━━ Data for this task ━━

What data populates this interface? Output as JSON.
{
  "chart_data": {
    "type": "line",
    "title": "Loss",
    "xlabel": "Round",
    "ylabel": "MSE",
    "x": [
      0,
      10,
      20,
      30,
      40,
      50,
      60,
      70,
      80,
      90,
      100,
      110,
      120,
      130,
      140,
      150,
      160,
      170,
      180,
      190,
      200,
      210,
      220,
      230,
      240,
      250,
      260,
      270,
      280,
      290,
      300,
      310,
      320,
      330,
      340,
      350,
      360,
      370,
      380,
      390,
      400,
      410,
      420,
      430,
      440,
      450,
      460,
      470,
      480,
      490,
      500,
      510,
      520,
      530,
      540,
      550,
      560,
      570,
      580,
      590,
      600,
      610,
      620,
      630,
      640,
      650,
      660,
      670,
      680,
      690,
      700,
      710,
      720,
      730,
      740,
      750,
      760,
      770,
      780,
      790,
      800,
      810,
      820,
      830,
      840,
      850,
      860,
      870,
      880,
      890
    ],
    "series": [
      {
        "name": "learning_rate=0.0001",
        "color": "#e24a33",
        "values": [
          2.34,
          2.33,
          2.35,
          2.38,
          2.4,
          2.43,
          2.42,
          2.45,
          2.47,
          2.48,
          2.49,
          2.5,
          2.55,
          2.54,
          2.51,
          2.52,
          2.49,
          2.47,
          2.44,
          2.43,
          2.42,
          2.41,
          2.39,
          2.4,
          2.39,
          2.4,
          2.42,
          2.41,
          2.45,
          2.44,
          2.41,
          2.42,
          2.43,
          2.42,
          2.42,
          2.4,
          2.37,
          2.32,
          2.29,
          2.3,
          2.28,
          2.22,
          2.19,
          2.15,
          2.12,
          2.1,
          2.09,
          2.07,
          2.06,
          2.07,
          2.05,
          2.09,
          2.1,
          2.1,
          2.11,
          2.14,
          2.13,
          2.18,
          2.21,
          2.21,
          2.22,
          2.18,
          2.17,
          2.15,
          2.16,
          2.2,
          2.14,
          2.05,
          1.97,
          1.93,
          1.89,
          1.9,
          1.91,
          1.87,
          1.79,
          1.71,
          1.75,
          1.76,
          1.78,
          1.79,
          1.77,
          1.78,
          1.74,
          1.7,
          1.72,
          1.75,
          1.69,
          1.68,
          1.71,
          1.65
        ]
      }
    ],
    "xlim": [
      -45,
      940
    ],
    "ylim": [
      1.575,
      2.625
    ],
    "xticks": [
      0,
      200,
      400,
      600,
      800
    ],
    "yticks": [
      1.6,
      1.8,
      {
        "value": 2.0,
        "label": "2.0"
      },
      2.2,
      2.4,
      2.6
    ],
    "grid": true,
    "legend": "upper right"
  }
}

━━━

■ **Given request**
All of the entries above need to be reproduced exactly.

■ **The solution**
What data populates this interface? Output as JSON.
{
  "chart_data": {
    "type": "line",
    "title": "Loss",
    "xlabel": "Round",
    "ylabel": "MSE",
    "x": [
      0,
      10,
      20,
      30,
      40,
      50,
      60,
      70,
      80,
      90,
      100,
      110,
      120,
      130,
      140,
      150,
      160,
      170,
      180,
      190,
      200,
      210,
      220,
      230,
      240,
      250,
      260,
      270,
      280,
      290,
      300,
      310,
      320,
      330,
      340,
      350,
      360,
      370,
      380,
      390,
      400,
      410,
      420,
      430,
      440,
      450,
      460,
      470,
      480,
      490,
      500,
      510,
      520,
      530,
      540,
      550,
      560,
      570,
      580,
      590,
      600,
      610,
      620,
      630,
      640,
      650,
      660,
      670,
      680,
      690,
      700,
      710,
      720,
      730,
      740,
      750,
      760,
      770,
      780,
      790,
      800,
      810,
      820,
      830,
      840,
      850,
      860,
      870,
      880,
      890
    ],
    "series": [
      {
        "name": "learning_rate=0.0001",
        "color": "#e24a33",
        "values": [
          2.34,
          2.33,
          2.35,
          2.38,
          2.4,
          2.43,
          2.42,
          2.45,
          2.47,
          2.48,
          2.49,
          2.5,
          2.55,
          2.54,
          2.51,
          2.52,
          2.49,
          2.47,
          2.44,
          2.43,
          2.42,
          2.41,
          2.39,
          2.4,
          2.39,
          2.4,
          2.42,
          2.41,
          2.45,
          2.44,
          2.41,
          2.42,
          2.43,
          2.42,
          2.42,
          2.4,
          2.37,
          2.32,
          2.29,
          2.3,
          2.28,
          2.22,
          2.19,
          2.15,
          2.12,
          2.1,
          2.09,
          2.07,
          2.06,
          2.07,
          2.05,
          2.09,
          2.1,
          2.1,
          2.11,
          2.14,
          2.13,
          2.18,
          2.21,
          2.21,
          2.22,
          2.18,
          2.17,
          2.15,
          2.16,
          2.2,
          2.14,
          2.05,
          1.97,
          1.93,
          1.89,
          1.9,
          1.91,
          1.87,
          1.79,
          1.71,
          1.75,
          1.76,
          1.78,
          1.79,
          1.77,
          1.78,
          1.74,
          1.7,
          1.72,
          1.75,
          1.69,
          1.68,
          1.71,
          1.65
        ]
      }
    ],
    "xlim": [
      -45,
      940
    ],
    "ylim": [
      1.575,
      2.625
    ],
    "xticks": [
      0,
      200,
      400,
      600,
      800
    ],
    "yticks": [
      1.6,
      1.8,
      {
        "value": 2.0,
        "label": "2.0"
      },
      2.2,
      2.4,
      2.6
    ],
    "grid": true,
    "legend": "upper right"
  }
}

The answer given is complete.